Start

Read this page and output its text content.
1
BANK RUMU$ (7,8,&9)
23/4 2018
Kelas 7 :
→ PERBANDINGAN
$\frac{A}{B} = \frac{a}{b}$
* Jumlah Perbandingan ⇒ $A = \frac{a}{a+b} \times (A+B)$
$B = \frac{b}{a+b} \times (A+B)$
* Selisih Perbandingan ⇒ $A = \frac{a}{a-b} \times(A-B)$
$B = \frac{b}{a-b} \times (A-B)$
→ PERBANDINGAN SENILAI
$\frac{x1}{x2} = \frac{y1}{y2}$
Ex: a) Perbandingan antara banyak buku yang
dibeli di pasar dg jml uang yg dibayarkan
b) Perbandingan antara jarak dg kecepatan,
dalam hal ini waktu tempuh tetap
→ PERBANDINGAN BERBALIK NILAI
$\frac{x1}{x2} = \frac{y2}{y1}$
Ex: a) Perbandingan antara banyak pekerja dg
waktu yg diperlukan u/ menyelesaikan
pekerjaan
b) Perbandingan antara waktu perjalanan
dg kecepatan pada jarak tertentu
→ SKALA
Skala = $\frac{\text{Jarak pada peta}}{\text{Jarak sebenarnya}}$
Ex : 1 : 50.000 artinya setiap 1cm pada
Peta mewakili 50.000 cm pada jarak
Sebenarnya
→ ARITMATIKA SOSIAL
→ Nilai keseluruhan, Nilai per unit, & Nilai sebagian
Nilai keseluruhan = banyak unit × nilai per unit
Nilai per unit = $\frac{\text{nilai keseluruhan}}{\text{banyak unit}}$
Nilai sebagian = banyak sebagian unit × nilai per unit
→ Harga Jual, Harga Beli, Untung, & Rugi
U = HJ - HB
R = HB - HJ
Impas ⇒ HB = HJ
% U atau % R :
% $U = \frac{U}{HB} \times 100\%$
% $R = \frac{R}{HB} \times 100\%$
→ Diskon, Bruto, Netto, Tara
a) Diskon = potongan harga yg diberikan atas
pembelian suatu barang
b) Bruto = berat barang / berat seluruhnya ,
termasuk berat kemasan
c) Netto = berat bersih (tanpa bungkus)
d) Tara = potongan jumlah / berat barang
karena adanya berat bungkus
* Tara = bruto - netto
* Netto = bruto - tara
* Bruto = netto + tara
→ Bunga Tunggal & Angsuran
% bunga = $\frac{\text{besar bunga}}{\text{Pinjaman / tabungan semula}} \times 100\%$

End

**Your goal:**
Please repeat the listing exactly, with nothing left out.

**Exercise solution:**
Read this page and output its text content.
1
BANK RUMU$ (7,8,&9)
23/4 2018
Kelas 7 :
→ PERBANDINGAN
$\frac{A}{B} = \frac{a}{b}$
* Jumlah Perbandingan ⇒ $A = \frac{a}{a+b} \times (A+B)$
$B = \frac{b}{a+b} \times (A+B)$
* Selisih Perbandingan ⇒ $A = \frac{a}{a-b} \times(A-B)$
$B = \frac{b}{a-b} \times (A-B)$
→ PERBANDINGAN SENILAI
$\frac{x1}{x2} = \frac{y1}{y2}$
Ex: a) Perbandingan antara banyak buku yang
dibeli di pasar dg jml uang yg dibayarkan
b) Perbandingan antara jarak dg kecepatan,
dalam hal ini waktu tempuh tetap
→ PERBANDINGAN BERBALIK NILAI
$\frac{x1}{x2} = \frac{y2}{y1}$
Ex: a) Perbandingan antara banyak pekerja dg
waktu yg diperlukan u/ menyelesaikan
pekerjaan
b) Perbandingan antara waktu perjalanan
dg kecepatan pada jarak tertentu
→ SKALA
Skala = $\frac{\text{Jarak pada peta}}{\text{Jarak sebenarnya}}$
Ex : 1 : 50.000 artinya setiap 1cm pada
Peta mewakili 50.000 cm pada jarak
Sebenarnya
→ ARITMATIKA SOSIAL
→ Nilai keseluruhan, Nilai per unit, & Nilai sebagian
Nilai keseluruhan = banyak unit × nilai per unit
Nilai per unit = $\frac{\text{nilai keseluruhan}}{\text{banyak unit}}$
Nilai sebagian = banyak sebagian unit × nilai per unit
→ Harga Jual, Harga Beli, Untung, & Rugi
U = HJ - HB
R = HB - HJ
Impas ⇒ HB = HJ
% U atau % R :
% $U = \frac{U}{HB} \times 100\%$
% $R = \frac{R}{HB} \times 100\%$
→ Diskon, Bruto, Netto, Tara
a) Diskon = potongan harga yg diberikan atas
pembelian suatu barang
b) Bruto = berat barang / berat seluruhnya ,
termasuk berat kemasan
c) Netto = berat bersih (tanpa bungkus)
d) Tara = potongan jumlah / berat barang
karena adanya berat bungkus
* Tara = bruto - netto
* Netto = bruto - tara
* Bruto = netto + tara
→ Bunga Tunggal & Angsuran
% bunga = $\frac{\text{besar bunga}}{\text{Pinjaman / tabungan semula}} \times 100\%$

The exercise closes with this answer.